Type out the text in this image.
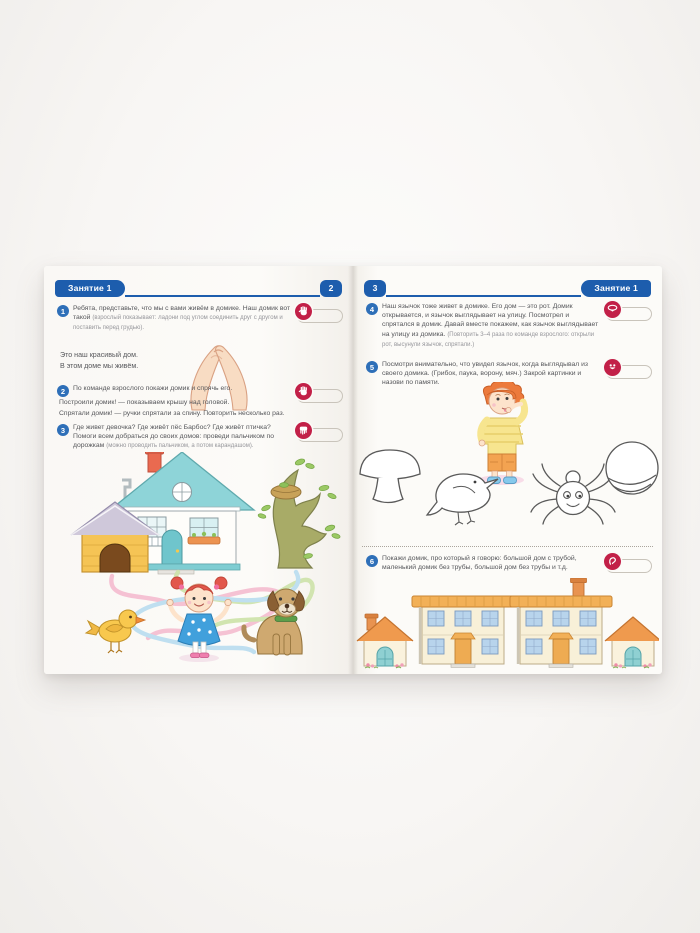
Занятие 1	2
1	Ребята, представьте, что мы с вами живём в домике. Наш домик вот такой (взрослый показывает: ладони под углом соединить друг с другом и поставить перед грудью).
Это наш красивый дом.
В этом доме мы живём.
2	По команде взрослого покажи домик и спрячь его.
Построили домик! — показываем крышу над головой.
Спрятали домик! — ручки спрятали за спину. Повторить несколько раз.
3	Где живет девочка? Где живёт пёс Барбос? Где живёт птичка? Помоги всем добраться до своих домов: проведи пальчиком по дорожкам (можно проводить пальчиком, а потом карандашом).
3	Занятие 1
4	Наш язычок тоже живет в домике. Его дом — это рот. Домик открывается, и язычок выглядывает на улицу. Посмотрел и спрятался в домик. Давай вместе покажем, как язычок выглядывает на улицу из домика. (Повторить 3–4 раза по команде взрослого: открыли рот, высунули язычок, спрятали.)
5	Посмотри внимательно, что увидел язычок, когда выглядывал из своего домика. (Грибок, паука, ворону, мяч.) Закрой картинки и назови по памяти.
6	Покажи домик, про который я говорю: большой дом с трубой, маленький домик без трубы, большой дом без трубы и т.д.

## Stated problem
Print all of the records shown above exactly, leaving out each picture.

## Task response
Type out the text in this image.
Занятие 1	2
1	Ребята, представьте, что мы с вами живём в домике. Наш домик вот такой (взрослый показывает: ладони под углом соединить друг с другом и поставить перед грудью).
Это наш красивый дом.
В этом доме мы живём.
2	По команде взрослого покажи домик и спрячь его.
Построили домик! — показываем крышу над головой.
Спрятали домик! — ручки спрятали за спину. Повторить несколько раз.
3	Где живет девочка? Где живёт пёс Барбос? Где живёт птичка? Помоги всем добраться до своих домов: проведи пальчиком по дорожкам (можно проводить пальчиком, а потом карандашом).
3	Занятие 1
4	Наш язычок тоже живет в домике. Его дом — это рот. Домик открывается, и язычок выглядывает на улицу. Посмотрел и спрятался в домик. Давай вместе покажем, как язычок выглядывает на улицу из домика. (Повторить 3–4 раза по команде взрослого: открыли рот, высунули язычок, спрятали.)
5	Посмотри внимательно, что увидел язычок, когда выглядывал из своего домика. (Грибок, паука, ворону, мяч.) Закрой картинки и назови по памяти.
6	Покажи домик, про который я говорю: большой дом с трубой, маленький домик без трубы, большой дом без трубы и т.д.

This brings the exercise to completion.